**Material for the task**:
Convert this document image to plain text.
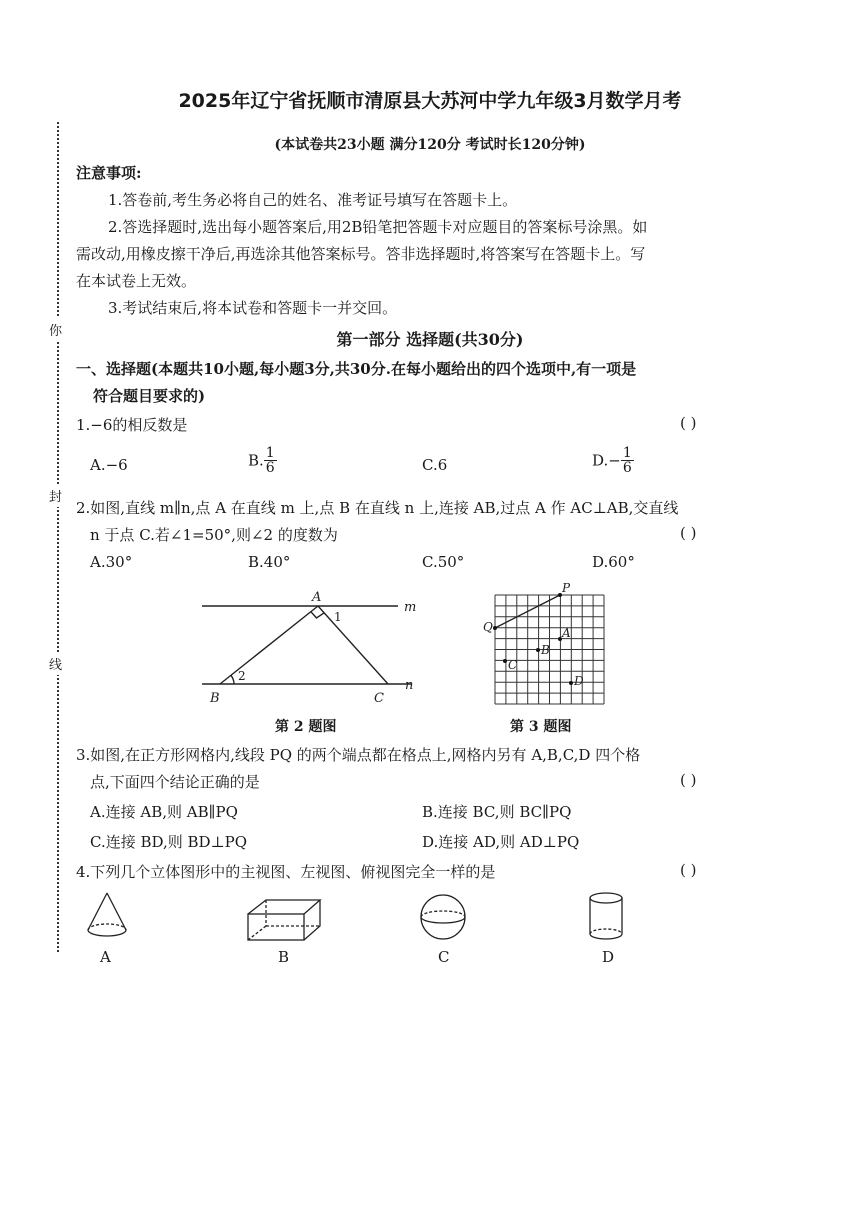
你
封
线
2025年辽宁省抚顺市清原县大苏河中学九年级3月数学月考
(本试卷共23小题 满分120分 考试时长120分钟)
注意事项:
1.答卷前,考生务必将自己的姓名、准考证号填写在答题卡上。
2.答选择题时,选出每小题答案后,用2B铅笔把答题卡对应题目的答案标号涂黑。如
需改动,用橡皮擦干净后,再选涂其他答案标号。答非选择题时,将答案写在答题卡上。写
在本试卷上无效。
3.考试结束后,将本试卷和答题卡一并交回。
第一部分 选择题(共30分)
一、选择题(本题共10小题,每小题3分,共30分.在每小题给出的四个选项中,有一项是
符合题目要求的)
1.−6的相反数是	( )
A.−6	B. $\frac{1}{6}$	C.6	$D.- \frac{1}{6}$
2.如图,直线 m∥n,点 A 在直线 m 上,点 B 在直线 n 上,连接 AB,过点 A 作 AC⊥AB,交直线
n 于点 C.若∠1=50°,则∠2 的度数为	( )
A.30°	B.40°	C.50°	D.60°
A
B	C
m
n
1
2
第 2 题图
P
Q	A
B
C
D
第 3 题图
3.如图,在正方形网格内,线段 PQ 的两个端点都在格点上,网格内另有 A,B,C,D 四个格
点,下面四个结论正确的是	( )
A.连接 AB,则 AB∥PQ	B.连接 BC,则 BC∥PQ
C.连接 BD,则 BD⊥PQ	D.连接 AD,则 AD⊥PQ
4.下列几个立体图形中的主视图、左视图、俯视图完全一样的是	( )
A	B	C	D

**Work to do**:
Repeat every record precisely. Any picture among them stays out of the copy.

**Response to the task**:
Convert this document image to plain text.
你
封
线
2025年辽宁省抚顺市清原县大苏河中学九年级3月数学月考
(本试卷共23小题 满分120分 考试时长120分钟)
注意事项:
1.答卷前,考生务必将自己的姓名、准考证号填写在答题卡上。
2.答选择题时,选出每小题答案后,用2B铅笔把答题卡对应题目的答案标号涂黑。如
需改动,用橡皮擦干净后,再选涂其他答案标号。答非选择题时,将答案写在答题卡上。写
在本试卷上无效。
3.考试结束后,将本试卷和答题卡一并交回。
第一部分 选择题(共30分)
一、选择题(本题共10小题,每小题3分,共30分.在每小题给出的四个选项中,有一项是
符合题目要求的)
1.−6的相反数是	( )
A.−6	B. $\frac{1}{6}$	C.6	$D.- \frac{1}{6}$
2.如图,直线 m∥n,点 A 在直线 m 上,点 B 在直线 n 上,连接 AB,过点 A 作 AC⊥AB,交直线
n 于点 C.若∠1=50°,则∠2 的度数为	( )
A.30°	B.40°	C.50°	D.60°
A
B	C
m
n
1
2
第 2 题图
P
Q	A
B
C
D
第 3 题图
3.如图,在正方形网格内,线段 PQ 的两个端点都在格点上,网格内另有 A,B,C,D 四个格
点,下面四个结论正确的是	( )
A.连接 AB,则 AB∥PQ	B.连接 BC,则 BC∥PQ
C.连接 BD,则 BD⊥PQ	D.连接 AD,则 AD⊥PQ
4.下列几个立体图形中的主视图、左视图、俯视图完全一样的是	( )
A	B	C	D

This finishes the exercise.